(Dataset rows)
# # # # # # #

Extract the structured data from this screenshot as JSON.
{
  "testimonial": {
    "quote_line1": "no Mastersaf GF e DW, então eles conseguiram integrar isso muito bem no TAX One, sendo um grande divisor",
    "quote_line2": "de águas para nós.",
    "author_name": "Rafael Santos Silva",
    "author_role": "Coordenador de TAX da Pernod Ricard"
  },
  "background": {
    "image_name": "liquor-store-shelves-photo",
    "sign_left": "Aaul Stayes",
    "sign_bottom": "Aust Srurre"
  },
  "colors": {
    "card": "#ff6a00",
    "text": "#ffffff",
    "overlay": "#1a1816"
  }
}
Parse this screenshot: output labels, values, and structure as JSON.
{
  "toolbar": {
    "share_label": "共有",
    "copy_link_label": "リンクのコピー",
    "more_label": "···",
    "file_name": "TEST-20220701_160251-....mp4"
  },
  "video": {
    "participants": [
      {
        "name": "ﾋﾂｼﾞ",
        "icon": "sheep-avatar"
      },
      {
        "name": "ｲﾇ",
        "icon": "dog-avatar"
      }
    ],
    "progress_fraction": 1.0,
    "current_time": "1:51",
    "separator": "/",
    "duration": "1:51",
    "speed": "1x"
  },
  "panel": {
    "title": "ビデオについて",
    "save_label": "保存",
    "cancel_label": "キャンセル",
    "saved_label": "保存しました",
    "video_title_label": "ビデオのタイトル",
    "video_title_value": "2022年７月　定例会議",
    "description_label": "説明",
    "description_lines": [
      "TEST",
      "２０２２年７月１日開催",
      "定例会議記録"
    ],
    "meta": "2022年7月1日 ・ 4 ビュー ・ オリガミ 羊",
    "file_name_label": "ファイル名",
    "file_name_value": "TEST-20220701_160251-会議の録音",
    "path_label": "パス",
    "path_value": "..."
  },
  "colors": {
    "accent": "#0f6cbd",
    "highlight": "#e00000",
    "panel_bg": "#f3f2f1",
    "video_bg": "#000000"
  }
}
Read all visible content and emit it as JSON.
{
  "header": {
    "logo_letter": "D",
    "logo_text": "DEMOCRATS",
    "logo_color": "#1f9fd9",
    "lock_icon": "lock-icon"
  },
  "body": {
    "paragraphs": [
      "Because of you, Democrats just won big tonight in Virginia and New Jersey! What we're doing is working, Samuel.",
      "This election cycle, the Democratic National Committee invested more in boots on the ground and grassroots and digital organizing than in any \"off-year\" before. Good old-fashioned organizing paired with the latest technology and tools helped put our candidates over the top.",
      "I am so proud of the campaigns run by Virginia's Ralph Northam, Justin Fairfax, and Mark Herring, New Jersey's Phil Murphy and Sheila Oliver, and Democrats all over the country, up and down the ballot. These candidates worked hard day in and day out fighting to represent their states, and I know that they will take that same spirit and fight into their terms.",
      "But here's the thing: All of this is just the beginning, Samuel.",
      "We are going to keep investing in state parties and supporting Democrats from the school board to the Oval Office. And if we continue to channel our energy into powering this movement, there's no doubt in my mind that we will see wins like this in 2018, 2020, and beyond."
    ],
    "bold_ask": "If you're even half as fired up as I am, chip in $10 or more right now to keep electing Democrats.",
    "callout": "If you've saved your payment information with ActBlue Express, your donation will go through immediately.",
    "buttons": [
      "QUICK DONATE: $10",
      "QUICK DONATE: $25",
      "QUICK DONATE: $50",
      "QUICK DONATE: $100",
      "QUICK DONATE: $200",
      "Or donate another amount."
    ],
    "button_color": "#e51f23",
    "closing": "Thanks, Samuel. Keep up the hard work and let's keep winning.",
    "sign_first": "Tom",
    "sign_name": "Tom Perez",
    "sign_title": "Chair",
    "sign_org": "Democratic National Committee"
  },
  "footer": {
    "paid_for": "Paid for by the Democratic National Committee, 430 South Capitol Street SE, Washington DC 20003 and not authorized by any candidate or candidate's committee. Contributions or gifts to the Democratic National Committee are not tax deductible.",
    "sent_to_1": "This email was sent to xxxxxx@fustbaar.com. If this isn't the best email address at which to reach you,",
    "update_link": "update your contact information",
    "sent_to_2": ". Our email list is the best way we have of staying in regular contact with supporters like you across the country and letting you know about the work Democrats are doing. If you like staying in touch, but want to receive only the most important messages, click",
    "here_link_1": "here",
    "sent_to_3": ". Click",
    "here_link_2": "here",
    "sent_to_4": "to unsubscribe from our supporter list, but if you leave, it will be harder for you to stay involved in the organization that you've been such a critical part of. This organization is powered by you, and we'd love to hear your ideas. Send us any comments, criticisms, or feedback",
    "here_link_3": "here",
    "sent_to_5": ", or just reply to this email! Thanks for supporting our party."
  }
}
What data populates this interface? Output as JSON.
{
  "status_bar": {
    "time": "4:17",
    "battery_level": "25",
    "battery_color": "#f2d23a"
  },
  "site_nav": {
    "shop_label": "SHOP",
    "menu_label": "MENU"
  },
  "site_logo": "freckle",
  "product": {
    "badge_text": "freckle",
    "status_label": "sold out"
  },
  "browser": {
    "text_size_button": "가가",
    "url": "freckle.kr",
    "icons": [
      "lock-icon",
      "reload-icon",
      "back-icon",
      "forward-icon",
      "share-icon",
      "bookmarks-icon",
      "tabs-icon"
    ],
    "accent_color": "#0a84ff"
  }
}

# # # # # # #

#### THE EXERCISE
Give back exactly the lines from the line holding "What data populates" through the last line of the listing, including both.

#### CORRECT ANSWER
What data populates this interface? Output as JSON.
{
  "status_bar": {
    "time": "4:17",
    "battery_level": "25",
    "battery_color": "#f2d23a"
  },
  "site_nav": {
    "shop_label": "SHOP",
    "menu_label": "MENU"
  },
  "site_logo": "freckle",
  "product": {
    "badge_text": "freckle",
    "status_label": "sold out"
  },
  "browser": {
    "text_size_button": "가가",
    "url": "freckle.kr",
    "icons": [
      "lock-icon",
      "reload-icon",
      "back-icon",
      "forward-icon",
      "share-icon",
      "bookmarks-icon",
      "tabs-icon"
    ],
    "accent_color": "#0a84ff"
  }
}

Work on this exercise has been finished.